------ RECORD EXCERPTS
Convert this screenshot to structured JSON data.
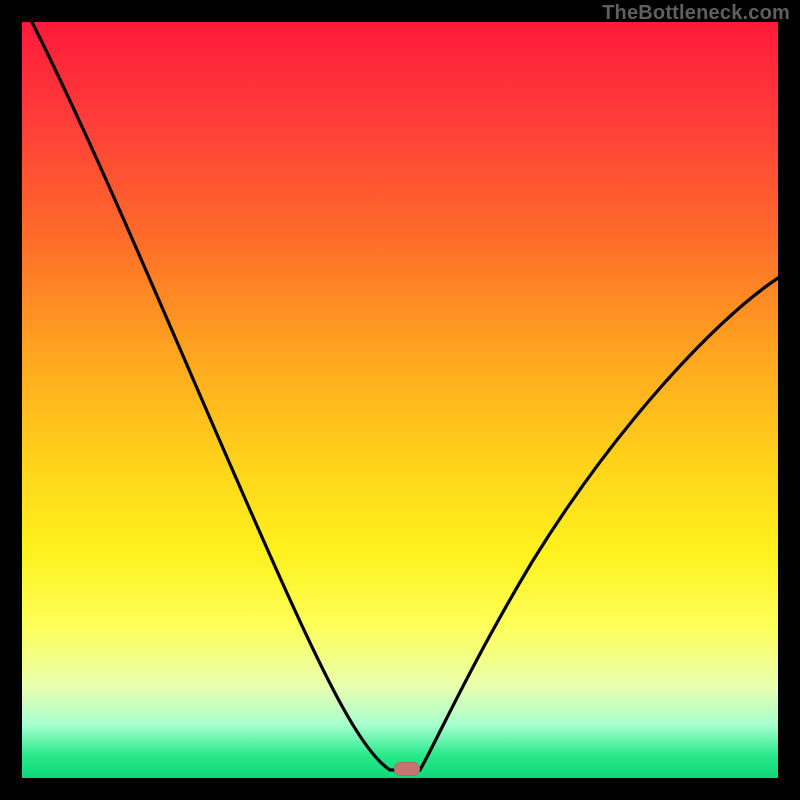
{
  "watermark": "TheBottleneck.com",
  "marker": {
    "x_frac": 0.508,
    "y_frac": 0.992
  },
  "chart_data": {
    "type": "line",
    "title": "",
    "xlabel": "",
    "ylabel": "",
    "xlim": [
      0,
      100
    ],
    "ylim": [
      0,
      100
    ],
    "series": [
      {
        "name": "bottleneck-curve",
        "x": [
          0,
          5,
          10,
          15,
          20,
          25,
          30,
          35,
          40,
          45,
          48,
          50,
          52,
          55,
          60,
          65,
          70,
          75,
          80,
          85,
          90,
          95,
          100
        ],
        "y": [
          100,
          92,
          83,
          74,
          65,
          56,
          47,
          37,
          27,
          14,
          3,
          1,
          1,
          6,
          14,
          22,
          30,
          37,
          44,
          50,
          56,
          61,
          66
        ]
      }
    ],
    "annotations": [
      {
        "name": "optimum-marker",
        "x": 50.8,
        "y": 0.8
      }
    ],
    "background": "red-yellow-green-vertical-gradient"
  }
}
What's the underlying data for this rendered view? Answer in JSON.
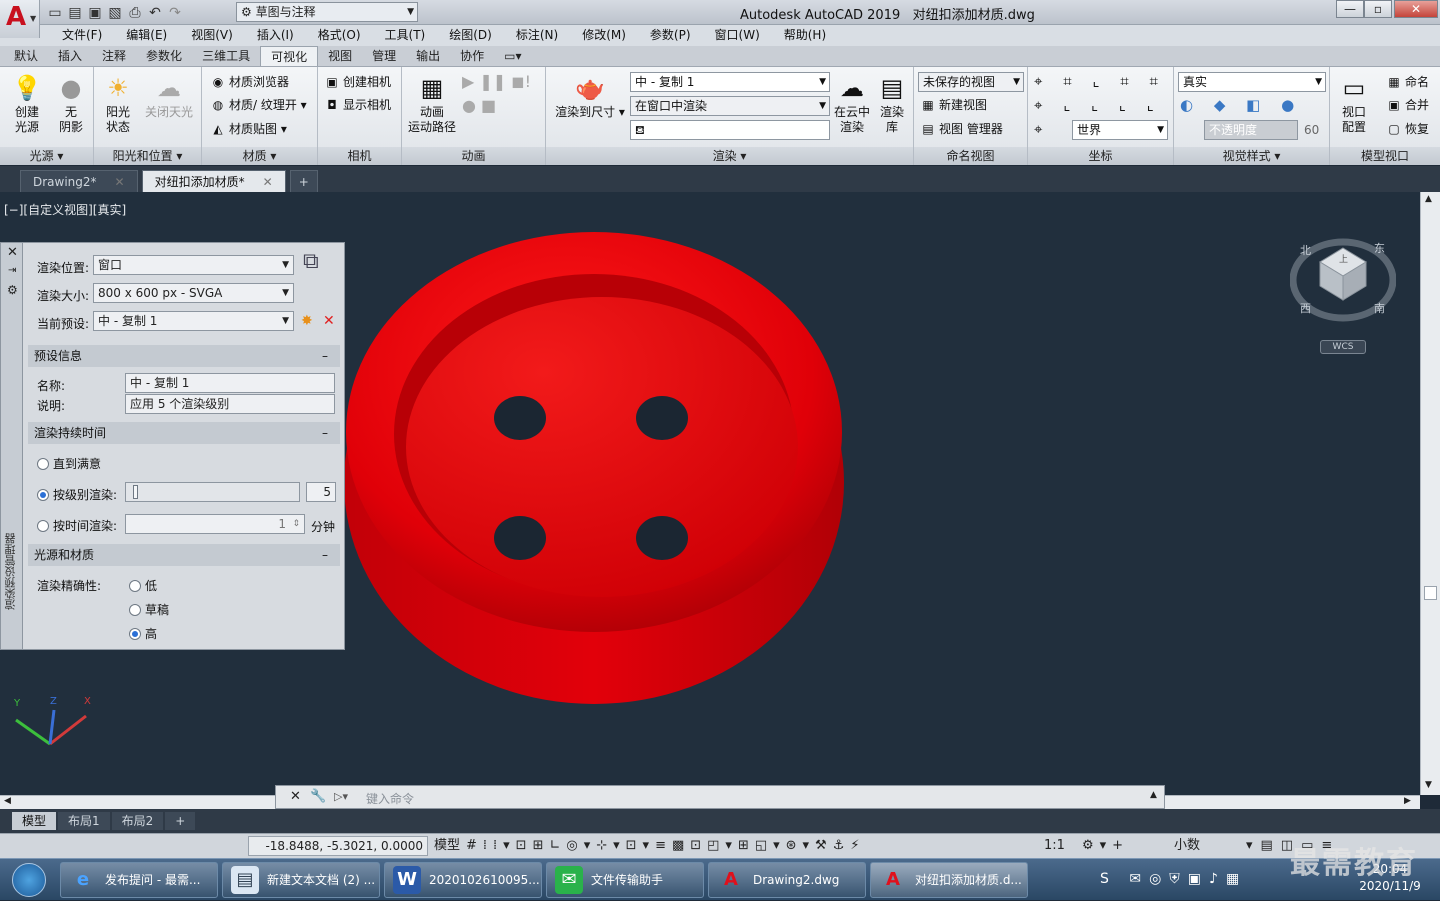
{
  "app": {
    "title": "Autodesk AutoCAD 2019",
    "file": "对纽扣添加材质.dwg",
    "workspace": "草图与注释"
  },
  "menus": [
    "文件(F)",
    "编辑(E)",
    "视图(V)",
    "插入(I)",
    "格式(O)",
    "工具(T)",
    "绘图(D)",
    "标注(N)",
    "修改(M)",
    "参数(P)",
    "窗口(W)",
    "帮助(H)"
  ],
  "ribbon_tabs": [
    "默认",
    "插入",
    "注释",
    "参数化",
    "三维工具",
    "可视化",
    "视图",
    "管理",
    "输出",
    "协作"
  ],
  "ribbon_active_tab": "可视化",
  "ribbon": {
    "light": {
      "title": "光源",
      "create": "创建\n光源",
      "shadow": "无\n阴影"
    },
    "sun": {
      "title": "阳光和位置",
      "sun_state": "阳光\n状态",
      "sky_off": "关闭天光"
    },
    "materials": {
      "title": "材质",
      "browser": "材质浏览器",
      "texture": "材质/ 纹理开",
      "mapping": "材质贴图"
    },
    "camera": {
      "title": "相机",
      "create": "创建相机",
      "show": "显示相机"
    },
    "animation": {
      "title": "动画",
      "motion_path": "动画\n运动路径"
    },
    "render": {
      "title": "渲染",
      "render_to_size": "渲染到尺寸",
      "preset": "中 - 复制 1",
      "target": "在窗口中渲染",
      "cloud": "在云中\n渲染",
      "library": "渲染\n库"
    },
    "named_views": {
      "title": "命名视图",
      "unsaved": "未保存的视图",
      "new_view": "新建视图",
      "manager": "视图 管理器"
    },
    "coordinates": {
      "title": "坐标",
      "world": "世界"
    },
    "visual_styles": {
      "title": "视觉样式",
      "style": "真实",
      "opacity_label": "不透明度",
      "opacity_value": "60"
    },
    "model_viewports": {
      "title": "模型视口",
      "config": "视口\n配置",
      "name": "命名",
      "join": "合并",
      "restore": "恢复"
    }
  },
  "doc_tabs": [
    {
      "label": "Drawing2*"
    },
    {
      "label": "对纽扣添加材质*"
    }
  ],
  "view_label": "[−][自定义视图][真实]",
  "palette": {
    "side_title": "渲染预设管理器",
    "render_location_label": "渲染位置:",
    "render_location": "窗口",
    "render_size_label": "渲染大小:",
    "render_size": "800 x 600 px - SVGA",
    "current_preset_label": "当前预设:",
    "current_preset": "中 - 复制 1",
    "preset_info": {
      "title": "预设信息",
      "name_label": "名称:",
      "name": "中 - 复制 1",
      "desc_label": "说明:",
      "desc": "应用 5 个渲染级别"
    },
    "duration": {
      "title": "渲染持续时间",
      "until_satisfied": "直到满意",
      "by_level": "按级别渲染:",
      "level_value": "5",
      "by_time": "按时间渲染:",
      "time_value": "1",
      "time_unit": "分钟",
      "level_fraction": 0.04
    },
    "lighting": {
      "title": "光源和材质",
      "accuracy_label": "渲染精确性:",
      "low": "低",
      "draft": "草稿",
      "high": "高"
    }
  },
  "viewcube": {
    "top": "上",
    "north": "北",
    "east": "东",
    "south": "南",
    "west": "西",
    "wcs": "WCS"
  },
  "ucs": {
    "x": "X",
    "y": "Y",
    "z": "Z"
  },
  "command_placeholder": "键入命令",
  "layout_tabs": [
    "模型",
    "布局1",
    "布局2"
  ],
  "status": {
    "coords": "-18.8488, -5.3021, 0.0000",
    "model": "模型",
    "scale": "1:1",
    "units": "小数"
  },
  "taskbar": [
    {
      "label": "发布提问 - 最需..."
    },
    {
      "label": "新建文本文档 (2) ..."
    },
    {
      "label": "2020102610095..."
    },
    {
      "label": "文件传输助手"
    },
    {
      "label": "Drawing2.dwg"
    },
    {
      "label": "对纽扣添加材质.d..."
    }
  ],
  "clock": {
    "time": "20:04",
    "date": "2020/11/9"
  },
  "watermark": "最需教育",
  "colors": {
    "button_red": "#e0000a",
    "viewport_bg": "#212f3d"
  }
}
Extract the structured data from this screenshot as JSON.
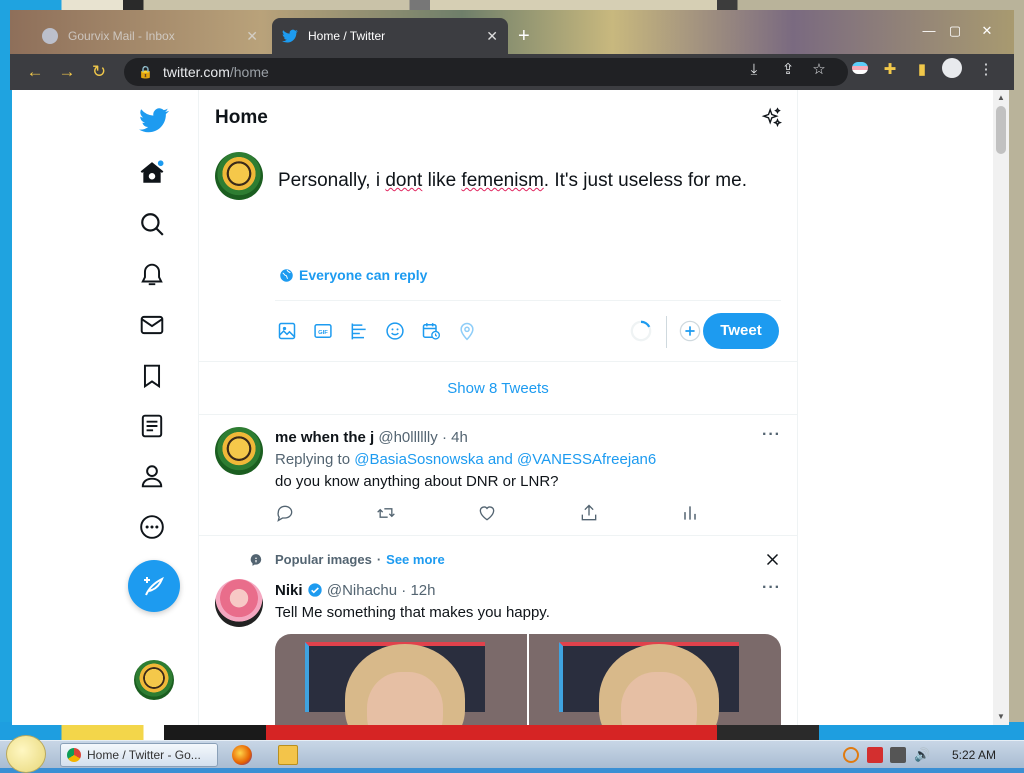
{
  "browser": {
    "tabs": [
      {
        "title": "Gourvix Mail - Inbox",
        "active": false
      },
      {
        "title": "Home / Twitter",
        "active": true
      }
    ],
    "url_host": "twitter.com",
    "url_path": "/home"
  },
  "twitter": {
    "header_title": "Home",
    "compose": {
      "text_before": "Personally, i ",
      "misspelled_1": "dont",
      "text_mid": " like ",
      "misspelled_2": "femenism",
      "text_after": ". It's just useless for me.",
      "reply_setting": "Everyone can reply",
      "tweet_button": "Tweet"
    },
    "show_tweets": "Show 8 Tweets",
    "tweet1": {
      "name": "me when the j",
      "handle": "@h0lllllly",
      "time": "4h",
      "replying_prefix": "Replying to ",
      "replying_to": "@BasiaSosnowska and @VANESSAfreejan6",
      "text": "do you know anything about DNR or LNR?"
    },
    "promo": {
      "label": "Popular images",
      "see_more": "See more"
    },
    "tweet2": {
      "name": "Niki",
      "handle": "@Nihachu",
      "time": "12h",
      "text": "Tell Me something that makes you happy."
    }
  },
  "taskbar": {
    "active_task": "Home / Twitter - Go...",
    "clock": "5:22 AM"
  },
  "colors": {
    "twitter_blue": "#1d9bf0",
    "chrome_dark": "#3c3d41"
  }
}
------------
All of the material above should be reproduced exactly, except the pictures.

Convert this screenshot to structured JSON data.
{
  "watermark": "TheBottleneck.com",
  "marker": {
    "x_frac": 0.508,
    "y_frac": 0.992
  },
  "chart_data": {
    "type": "line",
    "title": "",
    "xlabel": "",
    "ylabel": "",
    "xlim": [
      0,
      100
    ],
    "ylim": [
      0,
      100
    ],
    "series": [
      {
        "name": "bottleneck-curve",
        "x": [
          0,
          5,
          10,
          15,
          20,
          25,
          30,
          35,
          40,
          45,
          48,
          50,
          52,
          55,
          60,
          65,
          70,
          75,
          80,
          85,
          90,
          95,
          100
        ],
        "y": [
          100,
          92,
          83,
          74,
          65,
          56,
          47,
          37,
          27,
          14,
          3,
          1,
          1,
          6,
          14,
          22,
          30,
          37,
          44,
          50,
          56,
          61,
          66
        ]
      }
    ],
    "annotations": [
      {
        "name": "optimum-marker",
        "x": 50.8,
        "y": 0.8
      }
    ],
    "background": "red-yellow-green-vertical-gradient"
  }
}
What's the underlying data for this rendered view? Answer in JSON.
{
  "app": {
    "title": "Autodesk AutoCAD 2019",
    "file": "对纽扣添加材质.dwg",
    "workspace": "草图与注释"
  },
  "menus": [
    "文件(F)",
    "编辑(E)",
    "视图(V)",
    "插入(I)",
    "格式(O)",
    "工具(T)",
    "绘图(D)",
    "标注(N)",
    "修改(M)",
    "参数(P)",
    "窗口(W)",
    "帮助(H)"
  ],
  "ribbon_tabs": [
    "默认",
    "插入",
    "注释",
    "参数化",
    "三维工具",
    "可视化",
    "视图",
    "管理",
    "输出",
    "协作"
  ],
  "ribbon_active_tab": "可视化",
  "ribbon": {
    "light": {
      "title": "光源",
      "create": "创建\n光源",
      "shadow": "无\n阴影"
    },
    "sun": {
      "title": "阳光和位置",
      "sun_state": "阳光\n状态",
      "sky_off": "关闭天光"
    },
    "materials": {
      "title": "材质",
      "browser": "材质浏览器",
      "texture": "材质/ 纹理开",
      "mapping": "材质贴图"
    },
    "camera": {
      "title": "相机",
      "create": "创建相机",
      "show": "显示相机"
    },
    "animation": {
      "title": "动画",
      "motion_path": "动画\n运动路径"
    },
    "render": {
      "title": "渲染",
      "render_to_size": "渲染到尺寸",
      "preset": "中 - 复制 1",
      "target": "在窗口中渲染",
      "cloud": "在云中\n渲染",
      "library": "渲染\n库"
    },
    "named_views": {
      "title": "命名视图",
      "unsaved": "未保存的视图",
      "new_view": "新建视图",
      "manager": "视图 管理器"
    },
    "coordinates": {
      "title": "坐标",
      "world": "世界"
    },
    "visual_styles": {
      "title": "视觉样式",
      "style": "真实",
      "opacity_label": "不透明度",
      "opacity_value": "60"
    },
    "model_viewports": {
      "title": "模型视口",
      "config": "视口\n配置",
      "name": "命名",
      "join": "合并",
      "restore": "恢复"
    }
  },
  "doc_tabs": [
    {
      "label": "Drawing2*"
    },
    {
      "label": "对纽扣添加材质*"
    }
  ],
  "view_label": "[−][自定义视图][真实]",
  "palette": {
    "side_title": "渲染预设管理器",
    "render_location_label": "渲染位置:",
    "render_location": "窗口",
    "render_size_label": "渲染大小:",
    "render_size": "800 x 600 px - SVGA",
    "current_preset_label": "当前预设:",
    "current_preset": "中 - 复制 1",
    "preset_info": {
      "title": "预设信息",
      "name_label": "名称:",
      "name": "中 - 复制 1",
      "desc_label": "说明:",
      "desc": "应用 5 个渲染级别"
    },
    "duration": {
      "title": "渲染持续时间",
      "until_satisfied": "直到满意",
      "by_level": "按级别渲染:",
      "level_value": "5",
      "by_time": "按时间渲染:",
      "time_value": "1",
      "time_unit": "分钟",
      "level_fraction": 0.04
    },
    "lighting": {
      "title": "光源和材质",
      "accuracy_label": "渲染精确性:",
      "low": "低",
      "draft": "草稿",
      "high": "高"
    }
  },
  "viewcube": {
    "top": "上",
    "north": "北",
    "east": "东",
    "south": "南",
    "west": "西",
    "wcs": "WCS"
  },
  "ucs": {
    "x": "X",
    "y": "Y",
    "z": "Z"
  },
  "command_placeholder": "键入命令",
  "layout_tabs": [
    "模型",
    "布局1",
    "布局2"
  ],
  "status": {
    "coords": "-18.8488, -5.3021, 0.0000",
    "model": "模型",
    "scale": "1:1",
    "units": "小数"
  },
  "taskbar": [
    {
      "label": "发布提问 - 最需..."
    },
    {
      "label": "新建文本文档 (2) ..."
    },
    {
      "label": "2020102610095..."
    },
    {
      "label": "文件传输助手"
    },
    {
      "label": "Drawing2.dwg"
    },
    {
      "label": "对纽扣添加材质.d..."
    }
  ],
  "clock": {
    "time": "20:04",
    "date": "2020/11/9"
  },
  "watermark": "最需教育",
  "colors": {
    "button_red": "#e0000a",
    "viewport_bg": "#212f3d"
  }
}
Extract the structured data from this screenshot as JSON.
{
  "browser": {
    "tabs": [
      {
        "title": "Gourvix Mail - Inbox",
        "active": false
      },
      {
        "title": "Home / Twitter",
        "active": true
      }
    ],
    "url_host": "twitter.com",
    "url_path": "/home"
  },
  "twitter": {
    "header_title": "Home",
    "compose": {
      "text_before": "Personally, i ",
      "misspelled_1": "dont",
      "text_mid": " like ",
      "misspelled_2": "femenism",
      "text_after": ". It's just useless for me.",
      "reply_setting": "Everyone can reply",
      "tweet_button": "Tweet"
    },
    "show_tweets": "Show 8 Tweets",
    "tweet1": {
      "name": "me when the j",
      "handle": "@h0lllllly",
      "time": "4h",
      "replying_prefix": "Replying to ",
      "replying_to": "@BasiaSosnowska and @VANESSAfreejan6",
      "text": "do you know anything about DNR or LNR?"
    },
    "promo": {
      "label": "Popular images",
      "see_more": "See more"
    },
    "tweet2": {
      "name": "Niki",
      "handle": "@Nihachu",
      "time": "12h",
      "text": "Tell Me something that makes you happy."
    }
  },
  "taskbar": {
    "active_task": "Home / Twitter - Go...",
    "clock": "5:22 AM"
  },
  "colors": {
    "twitter_blue": "#1d9bf0",
    "chrome_dark": "#3c3d41"
  }
}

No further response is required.